Element location data:

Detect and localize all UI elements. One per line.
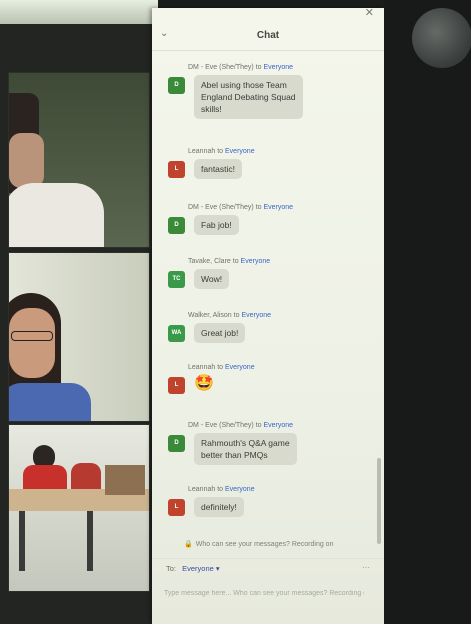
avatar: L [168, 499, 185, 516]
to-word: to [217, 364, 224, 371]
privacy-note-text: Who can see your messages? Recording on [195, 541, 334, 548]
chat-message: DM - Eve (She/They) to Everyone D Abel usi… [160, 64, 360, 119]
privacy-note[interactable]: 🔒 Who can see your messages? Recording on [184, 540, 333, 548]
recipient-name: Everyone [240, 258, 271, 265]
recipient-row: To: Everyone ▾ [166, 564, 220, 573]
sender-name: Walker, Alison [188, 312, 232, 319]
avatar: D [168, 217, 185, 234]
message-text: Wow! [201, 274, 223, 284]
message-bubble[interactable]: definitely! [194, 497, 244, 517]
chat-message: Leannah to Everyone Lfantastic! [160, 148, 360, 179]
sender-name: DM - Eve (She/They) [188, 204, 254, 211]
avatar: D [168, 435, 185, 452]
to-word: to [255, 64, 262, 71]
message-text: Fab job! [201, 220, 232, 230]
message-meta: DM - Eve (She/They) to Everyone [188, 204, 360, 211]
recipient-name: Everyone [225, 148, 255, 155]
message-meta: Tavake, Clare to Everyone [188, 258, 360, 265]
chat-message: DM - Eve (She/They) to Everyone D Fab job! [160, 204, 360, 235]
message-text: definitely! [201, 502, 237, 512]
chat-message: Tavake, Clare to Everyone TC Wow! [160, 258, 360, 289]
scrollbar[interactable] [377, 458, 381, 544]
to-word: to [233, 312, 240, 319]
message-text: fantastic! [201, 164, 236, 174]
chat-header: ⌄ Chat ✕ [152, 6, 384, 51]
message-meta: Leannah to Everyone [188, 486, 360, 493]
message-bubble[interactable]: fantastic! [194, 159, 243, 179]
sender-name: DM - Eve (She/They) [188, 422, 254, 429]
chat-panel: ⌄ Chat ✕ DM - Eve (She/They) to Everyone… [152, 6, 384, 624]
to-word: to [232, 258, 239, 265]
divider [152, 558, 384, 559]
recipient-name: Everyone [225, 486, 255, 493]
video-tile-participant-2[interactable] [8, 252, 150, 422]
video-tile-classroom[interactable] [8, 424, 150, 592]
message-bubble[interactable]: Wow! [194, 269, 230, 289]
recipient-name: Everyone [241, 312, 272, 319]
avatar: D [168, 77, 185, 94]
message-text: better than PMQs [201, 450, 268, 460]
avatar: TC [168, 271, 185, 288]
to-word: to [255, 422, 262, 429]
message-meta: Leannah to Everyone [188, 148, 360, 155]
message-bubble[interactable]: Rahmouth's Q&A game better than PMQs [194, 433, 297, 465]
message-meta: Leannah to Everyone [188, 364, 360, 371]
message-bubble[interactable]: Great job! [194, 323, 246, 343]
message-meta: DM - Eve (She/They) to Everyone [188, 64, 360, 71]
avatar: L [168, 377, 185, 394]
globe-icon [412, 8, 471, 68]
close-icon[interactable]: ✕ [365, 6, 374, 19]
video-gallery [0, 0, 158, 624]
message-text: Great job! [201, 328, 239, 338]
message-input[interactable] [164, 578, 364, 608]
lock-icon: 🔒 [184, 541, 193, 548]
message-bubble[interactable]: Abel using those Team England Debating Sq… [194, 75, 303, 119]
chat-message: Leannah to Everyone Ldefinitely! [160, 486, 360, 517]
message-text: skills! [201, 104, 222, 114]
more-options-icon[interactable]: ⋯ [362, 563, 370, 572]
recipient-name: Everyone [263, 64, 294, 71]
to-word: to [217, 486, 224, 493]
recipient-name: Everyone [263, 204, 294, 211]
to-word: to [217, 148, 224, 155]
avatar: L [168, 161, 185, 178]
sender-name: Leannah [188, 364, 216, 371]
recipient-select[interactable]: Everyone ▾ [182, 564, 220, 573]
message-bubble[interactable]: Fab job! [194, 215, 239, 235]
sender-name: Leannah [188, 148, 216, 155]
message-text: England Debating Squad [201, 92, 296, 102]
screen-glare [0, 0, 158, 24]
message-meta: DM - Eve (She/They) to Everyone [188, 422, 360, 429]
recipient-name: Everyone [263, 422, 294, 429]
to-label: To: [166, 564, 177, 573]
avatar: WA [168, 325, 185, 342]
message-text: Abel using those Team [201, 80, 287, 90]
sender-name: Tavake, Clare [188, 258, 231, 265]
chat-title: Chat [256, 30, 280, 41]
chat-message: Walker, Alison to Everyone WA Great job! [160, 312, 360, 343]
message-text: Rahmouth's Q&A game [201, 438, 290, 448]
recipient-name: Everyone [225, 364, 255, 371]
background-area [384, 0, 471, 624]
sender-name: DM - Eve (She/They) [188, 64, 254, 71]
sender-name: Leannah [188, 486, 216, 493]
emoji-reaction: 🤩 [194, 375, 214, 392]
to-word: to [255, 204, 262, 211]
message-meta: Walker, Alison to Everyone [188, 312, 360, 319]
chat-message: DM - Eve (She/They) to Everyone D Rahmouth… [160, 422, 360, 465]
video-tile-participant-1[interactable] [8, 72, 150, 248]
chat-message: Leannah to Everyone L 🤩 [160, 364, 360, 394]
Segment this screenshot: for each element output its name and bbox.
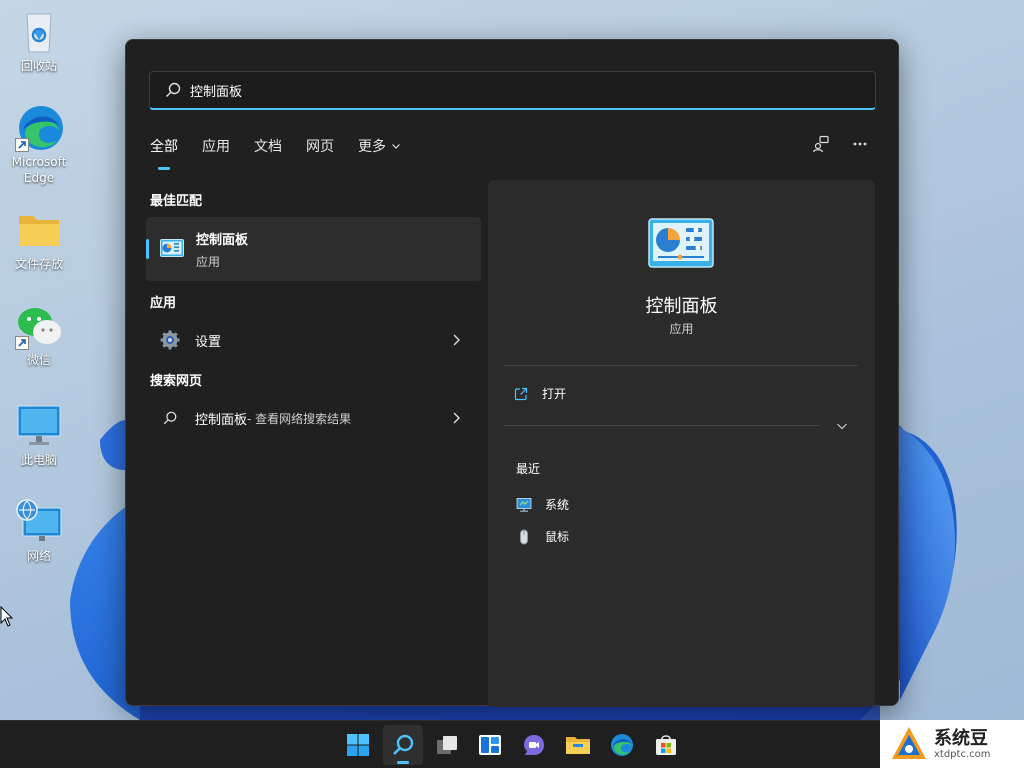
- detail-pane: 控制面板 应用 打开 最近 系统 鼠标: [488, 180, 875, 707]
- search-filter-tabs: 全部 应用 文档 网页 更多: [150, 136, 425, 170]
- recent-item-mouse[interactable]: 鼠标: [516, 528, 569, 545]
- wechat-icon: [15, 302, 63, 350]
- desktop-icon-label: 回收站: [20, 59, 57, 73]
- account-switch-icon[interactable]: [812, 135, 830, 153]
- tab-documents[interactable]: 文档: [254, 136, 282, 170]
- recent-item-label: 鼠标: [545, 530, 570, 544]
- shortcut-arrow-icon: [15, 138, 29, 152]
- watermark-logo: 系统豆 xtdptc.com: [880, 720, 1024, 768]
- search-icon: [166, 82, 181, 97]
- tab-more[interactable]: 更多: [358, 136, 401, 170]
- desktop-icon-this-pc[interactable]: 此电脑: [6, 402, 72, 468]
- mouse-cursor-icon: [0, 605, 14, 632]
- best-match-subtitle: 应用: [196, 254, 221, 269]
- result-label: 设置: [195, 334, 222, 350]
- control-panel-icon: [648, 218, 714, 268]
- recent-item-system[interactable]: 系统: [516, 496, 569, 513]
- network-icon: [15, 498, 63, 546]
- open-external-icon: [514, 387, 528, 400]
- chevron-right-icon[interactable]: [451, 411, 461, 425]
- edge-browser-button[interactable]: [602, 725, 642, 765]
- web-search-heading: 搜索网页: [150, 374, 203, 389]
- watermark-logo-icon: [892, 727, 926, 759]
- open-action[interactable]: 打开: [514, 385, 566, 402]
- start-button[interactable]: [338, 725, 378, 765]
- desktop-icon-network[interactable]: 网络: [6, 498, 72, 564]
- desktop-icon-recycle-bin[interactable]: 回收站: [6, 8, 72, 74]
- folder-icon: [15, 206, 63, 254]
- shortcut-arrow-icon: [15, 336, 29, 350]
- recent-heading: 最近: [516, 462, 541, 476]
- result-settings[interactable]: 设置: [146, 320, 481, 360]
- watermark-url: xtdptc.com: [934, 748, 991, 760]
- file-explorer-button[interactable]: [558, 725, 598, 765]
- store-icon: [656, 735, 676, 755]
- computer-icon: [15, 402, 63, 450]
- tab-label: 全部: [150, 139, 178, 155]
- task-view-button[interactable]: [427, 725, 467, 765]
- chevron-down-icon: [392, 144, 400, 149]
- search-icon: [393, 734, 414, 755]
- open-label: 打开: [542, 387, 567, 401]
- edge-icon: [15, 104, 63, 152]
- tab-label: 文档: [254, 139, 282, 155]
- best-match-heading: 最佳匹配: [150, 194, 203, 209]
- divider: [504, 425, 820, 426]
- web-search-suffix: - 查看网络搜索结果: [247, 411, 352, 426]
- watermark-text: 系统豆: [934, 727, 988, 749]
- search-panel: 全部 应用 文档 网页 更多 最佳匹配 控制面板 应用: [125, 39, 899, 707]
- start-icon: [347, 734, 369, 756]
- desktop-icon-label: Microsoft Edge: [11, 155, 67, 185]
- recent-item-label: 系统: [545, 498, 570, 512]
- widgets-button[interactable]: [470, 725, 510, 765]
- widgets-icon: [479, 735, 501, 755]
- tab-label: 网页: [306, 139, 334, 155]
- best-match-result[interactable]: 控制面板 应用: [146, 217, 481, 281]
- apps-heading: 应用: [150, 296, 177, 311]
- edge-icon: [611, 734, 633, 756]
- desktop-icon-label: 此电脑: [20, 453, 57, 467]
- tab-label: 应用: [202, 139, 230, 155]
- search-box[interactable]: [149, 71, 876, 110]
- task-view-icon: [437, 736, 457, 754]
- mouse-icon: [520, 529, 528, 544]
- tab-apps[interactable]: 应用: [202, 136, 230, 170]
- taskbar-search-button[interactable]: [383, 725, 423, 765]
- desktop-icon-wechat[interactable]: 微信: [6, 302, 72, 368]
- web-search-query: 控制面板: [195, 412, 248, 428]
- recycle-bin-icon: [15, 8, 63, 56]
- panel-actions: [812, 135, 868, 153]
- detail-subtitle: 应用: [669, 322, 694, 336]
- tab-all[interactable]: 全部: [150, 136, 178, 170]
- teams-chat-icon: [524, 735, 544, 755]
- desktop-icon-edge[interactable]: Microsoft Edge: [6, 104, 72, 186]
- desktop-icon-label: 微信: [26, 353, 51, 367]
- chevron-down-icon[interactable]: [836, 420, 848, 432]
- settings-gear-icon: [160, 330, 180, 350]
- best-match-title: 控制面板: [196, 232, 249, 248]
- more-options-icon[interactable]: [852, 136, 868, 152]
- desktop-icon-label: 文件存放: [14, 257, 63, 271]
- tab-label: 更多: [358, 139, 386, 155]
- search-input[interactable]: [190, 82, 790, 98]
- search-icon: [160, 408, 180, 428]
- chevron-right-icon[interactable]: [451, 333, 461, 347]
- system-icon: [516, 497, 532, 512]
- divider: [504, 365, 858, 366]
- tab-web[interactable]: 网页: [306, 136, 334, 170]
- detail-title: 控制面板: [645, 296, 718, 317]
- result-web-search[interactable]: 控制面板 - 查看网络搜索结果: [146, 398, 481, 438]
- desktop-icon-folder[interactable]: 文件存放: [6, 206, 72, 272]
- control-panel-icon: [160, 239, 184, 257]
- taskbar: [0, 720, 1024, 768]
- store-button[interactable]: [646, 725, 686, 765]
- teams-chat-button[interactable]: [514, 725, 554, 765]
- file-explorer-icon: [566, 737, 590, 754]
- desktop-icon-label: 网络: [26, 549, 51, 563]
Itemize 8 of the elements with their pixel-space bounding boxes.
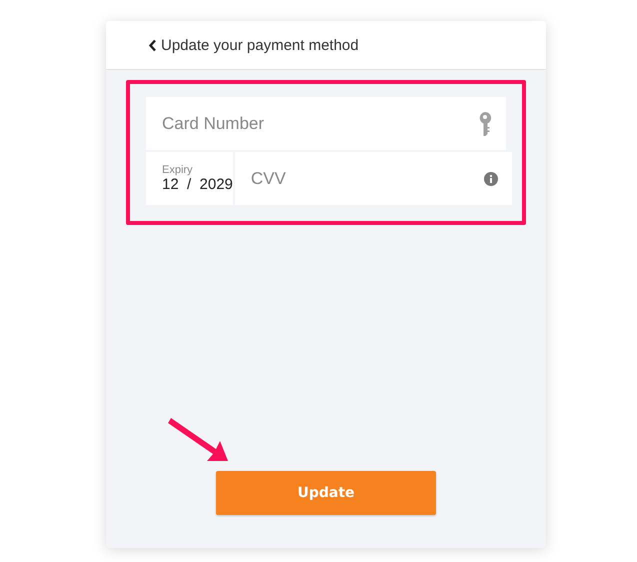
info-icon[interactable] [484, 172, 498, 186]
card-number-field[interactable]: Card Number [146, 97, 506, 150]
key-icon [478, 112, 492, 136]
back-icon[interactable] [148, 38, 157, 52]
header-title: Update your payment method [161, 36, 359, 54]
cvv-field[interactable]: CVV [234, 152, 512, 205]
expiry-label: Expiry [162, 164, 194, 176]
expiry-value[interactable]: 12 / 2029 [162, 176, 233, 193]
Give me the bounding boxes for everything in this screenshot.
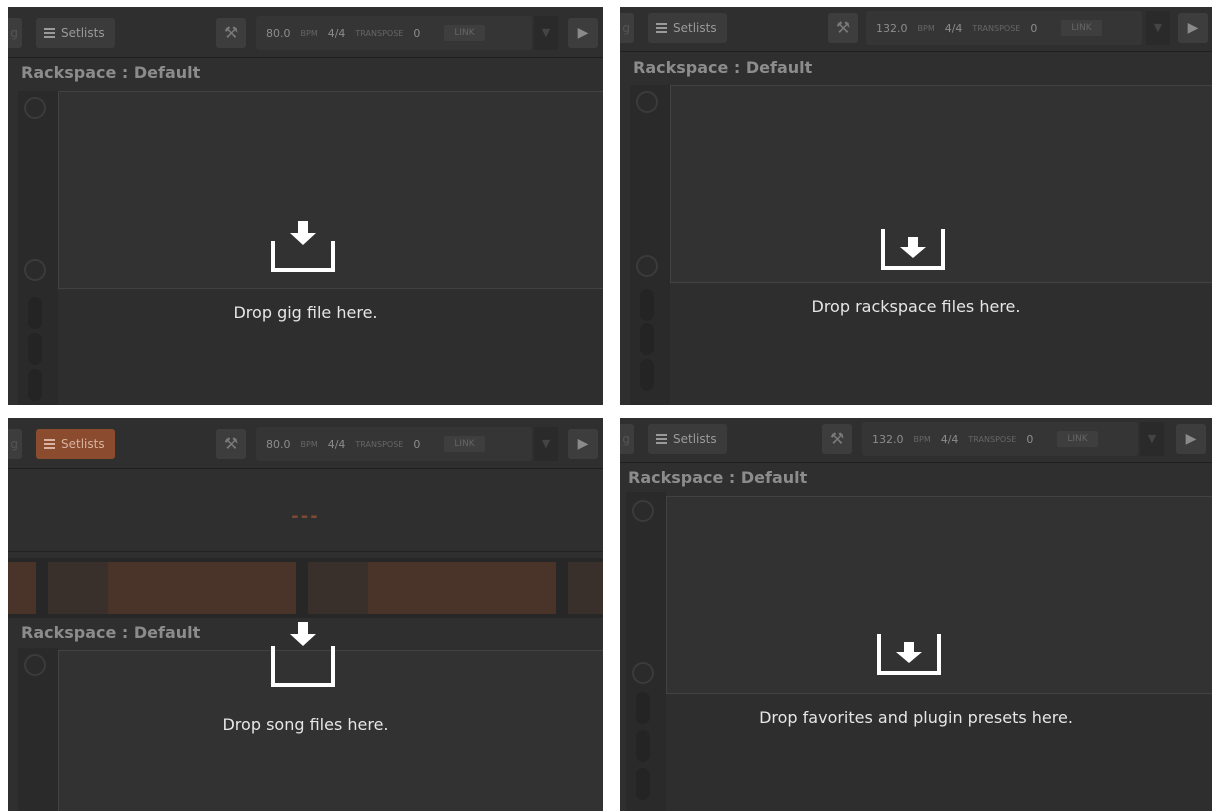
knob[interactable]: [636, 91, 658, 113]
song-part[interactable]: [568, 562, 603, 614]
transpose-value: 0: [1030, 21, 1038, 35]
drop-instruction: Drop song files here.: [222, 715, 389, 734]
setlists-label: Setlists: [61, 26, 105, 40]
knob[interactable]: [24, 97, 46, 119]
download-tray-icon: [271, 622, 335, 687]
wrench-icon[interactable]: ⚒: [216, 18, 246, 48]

■ Your instructions:
Repeat the items above, from the line containing "avatar: L [168, 499, 185, 516]" through the line containing "recipient-row: To: Everyone", with no changes.

■ Response to this task:
avatar: L [168, 499, 185, 516]
to-word: to [217, 364, 224, 371]
privacy-note-text: Who can see your messages? Recording on [195, 541, 334, 548]
chat-message: DM - Eve (She/They) to Everyone D Abel usi… [160, 64, 360, 119]
privacy-note[interactable]: 🔒 Who can see your messages? Recording on [184, 540, 333, 548]
recipient-name: Everyone [240, 258, 271, 265]
recipient-row: To: Everyone ▾ [166, 564, 220, 573]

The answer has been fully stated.